start

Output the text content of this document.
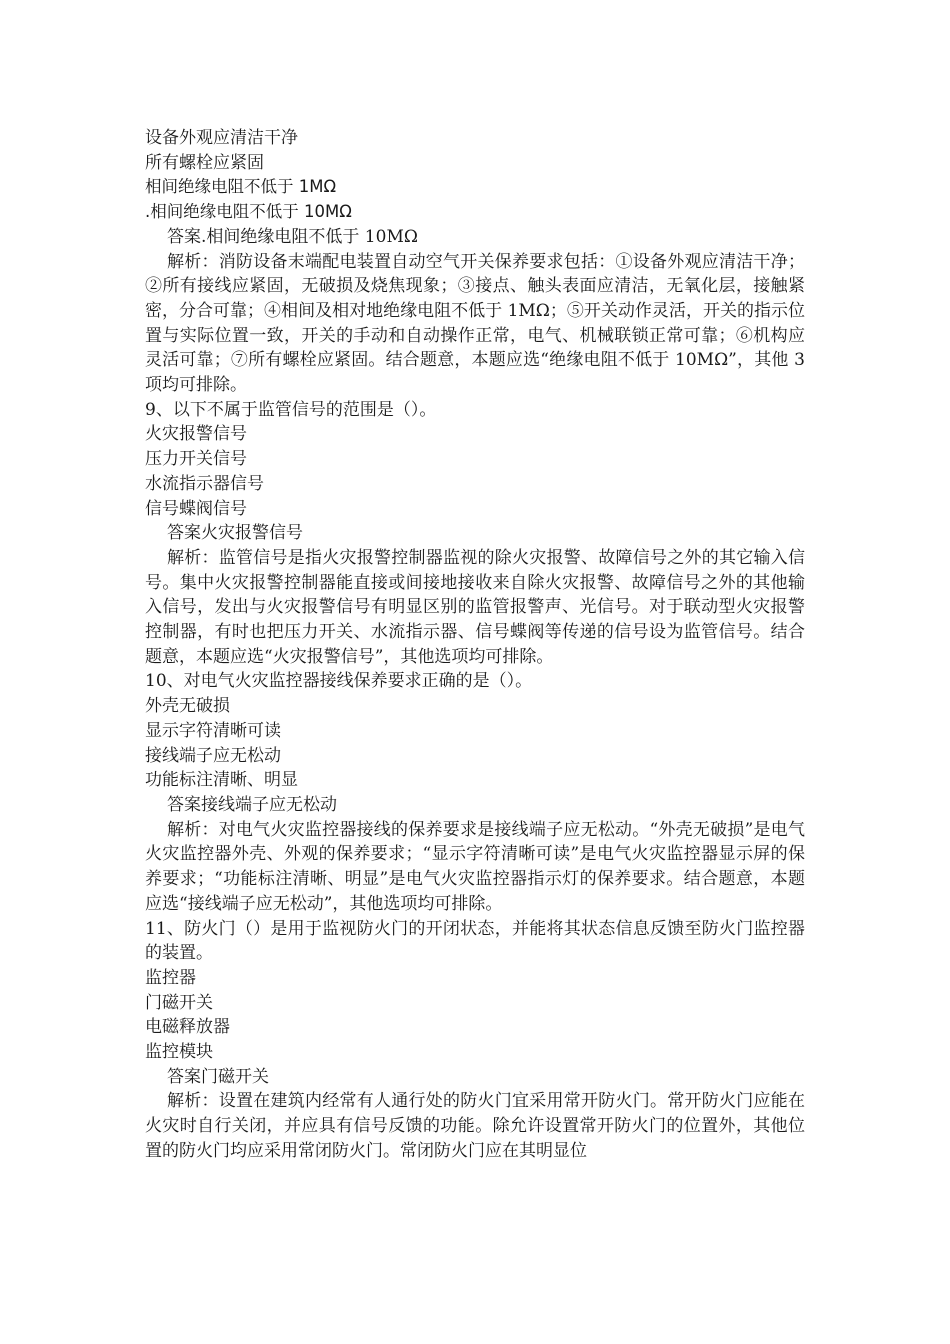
设备外观应清洁干净
所有螺栓应紧固
相间绝缘电阻不低于 1MΩ
.相间绝缘电阻不低于 10MΩ
答案.相间绝缘电阻不低于 10MΩ
解析：消防设备末端配电装置自动空气开关保养要求包括：①设备外观应清洁干净；②所有接线应紧固，无破损及烧焦现象；③接点、触头表面应清洁，无氧化层，接触紧密，分合可靠；④相间及相对地绝缘电阻不低于 1MΩ；⑤开关动作灵活，开关的指示位置与实际位置一致，开关的手动和自动操作正常，电气、机械联锁正常可靠；⑥机构应灵活可靠；⑦所有螺栓应紧固。结合题意，本题应选“绝缘电阻不低于 10MΩ”，其他 3 项均可排除。
9、以下不属于监管信号的范围是（）。
火灾报警信号
压力开关信号
水流指示器信号
信号蝶阀信号
答案火灾报警信号
解析：监管信号是指火灾报警控制器监视的除火灾报警、故障信号之外的其它输入信号。集中火灾报警控制器能直接或间接地接收来自除火灾报警、故障信号之外的其他输入信号，发出与火灾报警信号有明显区别的监管报警声、光信号。对于联动型火灾报警控制器，有时也把压力开关、水流指示器、信号蝶阀等传递的信号设为监管信号。结合题意，本题应选“火灾报警信号”，其他选项均可排除。
10、对电气火灾监控器接线保养要求正确的是（）。
外壳无破损
显示字符清晰可读
接线端子应无松动
功能标注清晰、明显
答案接线端子应无松动
解析：对电气火灾监控器接线的保养要求是接线端子应无松动。“外壳无破损”是电气火灾监控器外壳、外观的保养要求；“显示字符清晰可读”是电气火灾监控器显示屏的保养要求；“功能标注清晰、明显”是电气火灾监控器指示灯的保养要求。结合题意，本题应选“接线端子应无松动”，其他选项均可排除。
11、防火门（）是用于监视防火门的开闭状态，并能将其状态信息反馈至防火门监控器的装置。
监控器
门磁开关
电磁释放器
监控模块
答案门磁开关
解析：设置在建筑内经常有人通行处的防火门宜采用常开防火门。常开防火门应能在火灾时自行关闭，并应具有信号反馈的功能。除允许设置常开防火门的位置外，其他位置的防火门均应采用常闭防火门。常闭防火门应在其明显位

end

• [Problem details] Count every line above that holds the word "相间绝缘电阻不低于", and state the number and nothing more.

• [Final result] 3